- [Exercise requirements]
Nothing in the records may be left out or altered; reproduce them all exactly.

Stored data
(begin)

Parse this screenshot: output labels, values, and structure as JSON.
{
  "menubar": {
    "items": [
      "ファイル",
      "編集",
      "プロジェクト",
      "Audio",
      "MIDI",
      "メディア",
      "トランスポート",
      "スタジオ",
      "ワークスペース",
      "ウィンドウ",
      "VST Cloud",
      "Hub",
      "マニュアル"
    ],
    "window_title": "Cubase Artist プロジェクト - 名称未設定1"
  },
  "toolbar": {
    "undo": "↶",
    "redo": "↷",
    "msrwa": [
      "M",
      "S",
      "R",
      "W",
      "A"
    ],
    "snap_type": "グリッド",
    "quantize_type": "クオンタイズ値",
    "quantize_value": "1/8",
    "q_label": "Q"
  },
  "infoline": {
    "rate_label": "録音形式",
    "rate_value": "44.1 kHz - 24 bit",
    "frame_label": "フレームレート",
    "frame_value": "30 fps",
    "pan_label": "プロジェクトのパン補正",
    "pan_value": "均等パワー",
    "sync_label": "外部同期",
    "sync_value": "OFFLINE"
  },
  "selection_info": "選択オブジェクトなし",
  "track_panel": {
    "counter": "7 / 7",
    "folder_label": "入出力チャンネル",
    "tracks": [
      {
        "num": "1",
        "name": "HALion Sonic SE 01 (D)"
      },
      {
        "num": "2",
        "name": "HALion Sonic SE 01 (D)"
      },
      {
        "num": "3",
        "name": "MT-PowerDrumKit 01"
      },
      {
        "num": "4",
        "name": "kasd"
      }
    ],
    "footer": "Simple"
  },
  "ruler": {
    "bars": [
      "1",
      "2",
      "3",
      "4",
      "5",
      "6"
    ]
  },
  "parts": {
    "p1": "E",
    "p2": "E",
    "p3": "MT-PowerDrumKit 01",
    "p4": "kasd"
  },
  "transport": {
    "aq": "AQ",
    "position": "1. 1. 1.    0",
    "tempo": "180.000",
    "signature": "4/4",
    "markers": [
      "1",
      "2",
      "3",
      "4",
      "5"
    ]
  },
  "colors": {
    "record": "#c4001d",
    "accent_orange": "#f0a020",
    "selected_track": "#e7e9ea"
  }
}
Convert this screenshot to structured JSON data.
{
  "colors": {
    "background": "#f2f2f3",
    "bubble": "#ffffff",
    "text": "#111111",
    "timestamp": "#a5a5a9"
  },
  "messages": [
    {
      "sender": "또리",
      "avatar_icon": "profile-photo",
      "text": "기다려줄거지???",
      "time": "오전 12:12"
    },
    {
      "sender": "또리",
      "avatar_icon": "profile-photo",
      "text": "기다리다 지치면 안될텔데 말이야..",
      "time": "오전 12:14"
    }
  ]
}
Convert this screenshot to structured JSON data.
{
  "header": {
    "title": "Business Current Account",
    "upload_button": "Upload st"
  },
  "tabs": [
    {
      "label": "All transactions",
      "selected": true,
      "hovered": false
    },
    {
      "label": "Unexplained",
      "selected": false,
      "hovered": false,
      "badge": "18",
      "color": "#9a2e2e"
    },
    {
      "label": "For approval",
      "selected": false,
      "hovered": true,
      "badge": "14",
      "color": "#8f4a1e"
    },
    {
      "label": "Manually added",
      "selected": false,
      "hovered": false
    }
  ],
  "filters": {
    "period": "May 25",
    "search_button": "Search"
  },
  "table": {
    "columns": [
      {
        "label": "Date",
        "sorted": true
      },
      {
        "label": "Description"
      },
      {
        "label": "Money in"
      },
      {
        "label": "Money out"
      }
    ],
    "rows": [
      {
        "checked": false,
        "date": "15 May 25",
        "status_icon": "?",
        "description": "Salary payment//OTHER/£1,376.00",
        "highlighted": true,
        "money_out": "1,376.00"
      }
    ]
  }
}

(end)

- [Full solution]
Parse this screenshot: output labels, values, and structure as JSON.
{
  "menubar": {
    "items": [
      "ファイル",
      "編集",
      "プロジェクト",
      "Audio",
      "MIDI",
      "メディア",
      "トランスポート",
      "スタジオ",
      "ワークスペース",
      "ウィンドウ",
      "VST Cloud",
      "Hub",
      "マニュアル"
    ],
    "window_title": "Cubase Artist プロジェクト - 名称未設定1"
  },
  "toolbar": {
    "undo": "↶",
    "redo": "↷",
    "msrwa": [
      "M",
      "S",
      "R",
      "W",
      "A"
    ],
    "snap_type": "グリッド",
    "quantize_type": "クオンタイズ値",
    "quantize_value": "1/8",
    "q_label": "Q"
  },
  "infoline": {
    "rate_label": "録音形式",
    "rate_value": "44.1 kHz - 24 bit",
    "frame_label": "フレームレート",
    "frame_value": "30 fps",
    "pan_label": "プロジェクトのパン補正",
    "pan_value": "均等パワー",
    "sync_label": "外部同期",
    "sync_value": "OFFLINE"
  },
  "selection_info": "選択オブジェクトなし",
  "track_panel": {
    "counter": "7 / 7",
    "folder_label": "入出力チャンネル",
    "tracks": [
      {
        "num": "1",
        "name": "HALion Sonic SE 01 (D)"
      },
      {
        "num": "2",
        "name": "HALion Sonic SE 01 (D)"
      },
      {
        "num": "3",
        "name": "MT-PowerDrumKit 01"
      },
      {
        "num": "4",
        "name": "kasd"
      }
    ],
    "footer": "Simple"
  },
  "ruler": {
    "bars": [
      "1",
      "2",
      "3",
      "4",
      "5",
      "6"
    ]
  },
  "parts": {
    "p1": "E",
    "p2": "E",
    "p3": "MT-PowerDrumKit 01",
    "p4": "kasd"
  },
  "transport": {
    "aq": "AQ",
    "position": "1. 1. 1.    0",
    "tempo": "180.000",
    "signature": "4/4",
    "markers": [
      "1",
      "2",
      "3",
      "4",
      "5"
    ]
  },
  "colors": {
    "record": "#c4001d",
    "accent_orange": "#f0a020",
    "selected_track": "#e7e9ea"
  }
}
Convert this screenshot to structured JSON data.
{
  "colors": {
    "background": "#f2f2f3",
    "bubble": "#ffffff",
    "text": "#111111",
    "timestamp": "#a5a5a9"
  },
  "messages": [
    {
      "sender": "또리",
      "avatar_icon": "profile-photo",
      "text": "기다려줄거지???",
      "time": "오전 12:12"
    },
    {
      "sender": "또리",
      "avatar_icon": "profile-photo",
      "text": "기다리다 지치면 안될텔데 말이야..",
      "time": "오전 12:14"
    }
  ]
}
Convert this screenshot to structured JSON data.
{
  "header": {
    "title": "Business Current Account",
    "upload_button": "Upload st"
  },
  "tabs": [
    {
      "label": "All transactions",
      "selected": true,
      "hovered": false
    },
    {
      "label": "Unexplained",
      "selected": false,
      "hovered": false,
      "badge": "18",
      "color": "#9a2e2e"
    },
    {
      "label": "For approval",
      "selected": false,
      "hovered": true,
      "badge": "14",
      "color": "#8f4a1e"
    },
    {
      "label": "Manually added",
      "selected": false,
      "hovered": false
    }
  ],
  "filters": {
    "period": "May 25",
    "search_button": "Search"
  },
  "table": {
    "columns": [
      {
        "label": "Date",
        "sorted": true
      },
      {
        "label": "Description"
      },
      {
        "label": "Money in"
      },
      {
        "label": "Money out"
      }
    ],
    "rows": [
      {
        "checked": false,
        "date": "15 May 25",
        "status_icon": "?",
        "description": "Salary payment//OTHER/£1,376.00",
        "highlighted": true,
        "money_out": "1,376.00"
      }
    ]
  }
}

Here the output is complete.